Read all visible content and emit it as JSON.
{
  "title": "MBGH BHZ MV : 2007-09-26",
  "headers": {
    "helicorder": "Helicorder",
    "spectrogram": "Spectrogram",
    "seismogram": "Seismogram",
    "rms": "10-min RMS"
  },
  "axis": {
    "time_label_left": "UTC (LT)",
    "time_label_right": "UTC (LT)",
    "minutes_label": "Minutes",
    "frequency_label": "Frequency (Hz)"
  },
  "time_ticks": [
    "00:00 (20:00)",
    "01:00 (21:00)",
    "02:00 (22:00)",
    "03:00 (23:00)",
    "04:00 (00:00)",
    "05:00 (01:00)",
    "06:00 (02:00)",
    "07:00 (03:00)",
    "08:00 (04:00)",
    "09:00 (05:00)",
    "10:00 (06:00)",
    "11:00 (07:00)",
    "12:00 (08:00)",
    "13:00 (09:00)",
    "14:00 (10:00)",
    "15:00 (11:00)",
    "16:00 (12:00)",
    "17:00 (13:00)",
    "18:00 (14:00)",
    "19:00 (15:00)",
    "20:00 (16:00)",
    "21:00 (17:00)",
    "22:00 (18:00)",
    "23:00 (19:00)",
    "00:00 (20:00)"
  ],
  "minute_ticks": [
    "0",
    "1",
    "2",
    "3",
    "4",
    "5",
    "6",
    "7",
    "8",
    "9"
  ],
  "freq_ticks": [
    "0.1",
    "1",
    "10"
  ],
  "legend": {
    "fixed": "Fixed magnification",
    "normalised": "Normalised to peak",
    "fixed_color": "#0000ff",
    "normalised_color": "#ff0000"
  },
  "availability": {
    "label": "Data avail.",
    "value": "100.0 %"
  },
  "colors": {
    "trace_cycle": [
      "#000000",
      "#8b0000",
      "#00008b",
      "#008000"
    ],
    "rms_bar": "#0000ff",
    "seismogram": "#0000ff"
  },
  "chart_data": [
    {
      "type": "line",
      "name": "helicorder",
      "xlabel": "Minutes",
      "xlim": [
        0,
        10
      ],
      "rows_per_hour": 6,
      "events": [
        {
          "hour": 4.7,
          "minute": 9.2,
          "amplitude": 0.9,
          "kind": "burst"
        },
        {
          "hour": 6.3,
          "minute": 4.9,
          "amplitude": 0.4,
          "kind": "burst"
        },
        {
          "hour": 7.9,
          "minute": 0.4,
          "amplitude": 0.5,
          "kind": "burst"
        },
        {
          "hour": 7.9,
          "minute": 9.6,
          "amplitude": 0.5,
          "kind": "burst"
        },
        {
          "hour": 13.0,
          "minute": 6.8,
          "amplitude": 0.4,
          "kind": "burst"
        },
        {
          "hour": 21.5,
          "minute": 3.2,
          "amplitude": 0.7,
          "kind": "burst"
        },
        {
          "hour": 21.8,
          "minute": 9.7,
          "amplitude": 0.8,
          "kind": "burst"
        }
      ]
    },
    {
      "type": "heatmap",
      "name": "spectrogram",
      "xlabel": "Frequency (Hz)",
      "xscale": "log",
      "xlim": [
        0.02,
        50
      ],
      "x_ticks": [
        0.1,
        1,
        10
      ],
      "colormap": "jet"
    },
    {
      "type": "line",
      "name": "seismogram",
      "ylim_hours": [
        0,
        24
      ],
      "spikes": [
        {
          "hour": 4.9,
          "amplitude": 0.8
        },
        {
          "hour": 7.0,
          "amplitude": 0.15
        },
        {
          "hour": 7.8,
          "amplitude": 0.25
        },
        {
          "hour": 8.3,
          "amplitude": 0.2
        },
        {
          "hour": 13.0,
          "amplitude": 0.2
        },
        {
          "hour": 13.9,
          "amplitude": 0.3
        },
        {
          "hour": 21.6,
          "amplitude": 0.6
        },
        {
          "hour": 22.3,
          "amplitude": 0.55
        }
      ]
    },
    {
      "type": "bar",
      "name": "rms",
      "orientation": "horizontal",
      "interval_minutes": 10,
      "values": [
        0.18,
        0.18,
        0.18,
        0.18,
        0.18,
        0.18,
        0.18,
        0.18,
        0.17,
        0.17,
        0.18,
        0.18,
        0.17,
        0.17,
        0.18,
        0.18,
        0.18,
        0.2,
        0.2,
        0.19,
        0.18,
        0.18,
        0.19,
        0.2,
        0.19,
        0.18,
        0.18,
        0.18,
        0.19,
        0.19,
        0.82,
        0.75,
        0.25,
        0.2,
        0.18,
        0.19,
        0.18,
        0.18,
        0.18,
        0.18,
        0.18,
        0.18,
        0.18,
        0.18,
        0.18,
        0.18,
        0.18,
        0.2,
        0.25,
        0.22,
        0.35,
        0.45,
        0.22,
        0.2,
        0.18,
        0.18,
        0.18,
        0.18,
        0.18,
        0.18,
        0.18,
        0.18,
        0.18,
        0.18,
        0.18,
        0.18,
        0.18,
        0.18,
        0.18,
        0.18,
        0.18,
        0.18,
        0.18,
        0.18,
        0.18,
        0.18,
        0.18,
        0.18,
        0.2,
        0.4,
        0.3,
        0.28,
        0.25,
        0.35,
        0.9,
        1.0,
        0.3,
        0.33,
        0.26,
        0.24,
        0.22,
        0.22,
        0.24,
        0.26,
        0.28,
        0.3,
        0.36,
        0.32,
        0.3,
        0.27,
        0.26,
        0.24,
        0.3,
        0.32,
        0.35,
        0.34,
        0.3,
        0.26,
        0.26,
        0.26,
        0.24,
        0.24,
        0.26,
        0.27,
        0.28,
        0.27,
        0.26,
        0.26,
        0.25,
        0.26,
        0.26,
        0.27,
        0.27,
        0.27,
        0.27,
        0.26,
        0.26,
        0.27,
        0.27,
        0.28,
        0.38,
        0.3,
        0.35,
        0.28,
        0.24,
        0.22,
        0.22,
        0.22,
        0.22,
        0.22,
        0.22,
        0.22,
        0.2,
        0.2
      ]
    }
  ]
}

# Aim of the task
In the records above, find each line with the word "Frequency" and copy it.

# Answer to the task
    "frequency_label": "Frequency (Hz)"
      "xlabel": "Frequency (Hz)",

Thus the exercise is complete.